▶ **WHAT TO WORK ON**: In the entries that follow, find the word "shield" and report each line it is on.

▶ **RECORDS PROVIDED**:
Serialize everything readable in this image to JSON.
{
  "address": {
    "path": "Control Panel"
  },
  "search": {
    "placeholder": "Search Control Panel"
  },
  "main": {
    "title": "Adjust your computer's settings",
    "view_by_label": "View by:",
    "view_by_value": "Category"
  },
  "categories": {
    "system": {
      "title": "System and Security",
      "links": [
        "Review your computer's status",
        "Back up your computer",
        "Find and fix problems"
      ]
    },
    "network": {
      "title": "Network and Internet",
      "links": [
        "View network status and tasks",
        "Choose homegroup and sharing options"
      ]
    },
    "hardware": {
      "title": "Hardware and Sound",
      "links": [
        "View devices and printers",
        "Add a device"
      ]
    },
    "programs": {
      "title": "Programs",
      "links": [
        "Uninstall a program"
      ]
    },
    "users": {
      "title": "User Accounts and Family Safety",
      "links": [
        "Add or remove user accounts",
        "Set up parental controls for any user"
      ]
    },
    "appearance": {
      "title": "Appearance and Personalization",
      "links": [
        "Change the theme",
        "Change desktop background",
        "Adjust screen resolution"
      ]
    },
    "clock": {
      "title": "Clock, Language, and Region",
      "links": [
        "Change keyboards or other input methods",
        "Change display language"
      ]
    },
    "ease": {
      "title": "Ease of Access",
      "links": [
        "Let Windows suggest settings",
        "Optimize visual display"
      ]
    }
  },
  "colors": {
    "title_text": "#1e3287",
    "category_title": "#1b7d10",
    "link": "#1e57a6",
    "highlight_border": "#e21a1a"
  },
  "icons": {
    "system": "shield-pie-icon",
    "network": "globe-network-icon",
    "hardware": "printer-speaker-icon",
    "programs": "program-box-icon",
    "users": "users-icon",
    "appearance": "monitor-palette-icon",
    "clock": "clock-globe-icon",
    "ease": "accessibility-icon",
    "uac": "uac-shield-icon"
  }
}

* * *

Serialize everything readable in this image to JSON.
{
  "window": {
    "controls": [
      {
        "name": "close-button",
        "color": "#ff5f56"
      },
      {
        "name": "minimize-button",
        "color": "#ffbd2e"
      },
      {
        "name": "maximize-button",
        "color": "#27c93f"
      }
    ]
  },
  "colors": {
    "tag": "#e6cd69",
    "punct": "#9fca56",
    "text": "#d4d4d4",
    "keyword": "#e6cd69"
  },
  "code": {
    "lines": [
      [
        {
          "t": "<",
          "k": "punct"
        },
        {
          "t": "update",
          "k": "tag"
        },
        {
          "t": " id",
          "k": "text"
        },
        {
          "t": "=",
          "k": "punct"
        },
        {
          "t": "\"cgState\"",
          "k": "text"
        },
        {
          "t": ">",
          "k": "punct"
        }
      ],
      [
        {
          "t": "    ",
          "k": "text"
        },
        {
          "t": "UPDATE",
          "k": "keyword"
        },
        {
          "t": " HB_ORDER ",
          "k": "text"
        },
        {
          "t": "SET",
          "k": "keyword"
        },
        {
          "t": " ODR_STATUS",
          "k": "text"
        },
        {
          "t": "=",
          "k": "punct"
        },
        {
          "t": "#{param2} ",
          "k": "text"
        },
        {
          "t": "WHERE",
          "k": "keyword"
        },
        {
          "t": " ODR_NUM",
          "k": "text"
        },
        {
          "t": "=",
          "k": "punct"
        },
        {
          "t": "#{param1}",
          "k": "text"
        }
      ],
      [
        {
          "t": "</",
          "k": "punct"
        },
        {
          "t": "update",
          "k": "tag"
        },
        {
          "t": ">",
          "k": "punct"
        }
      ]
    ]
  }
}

▶ **COMPLETED TASK**:
    "system": "shield-pie-icon",
    "uac": "uac-shield-icon"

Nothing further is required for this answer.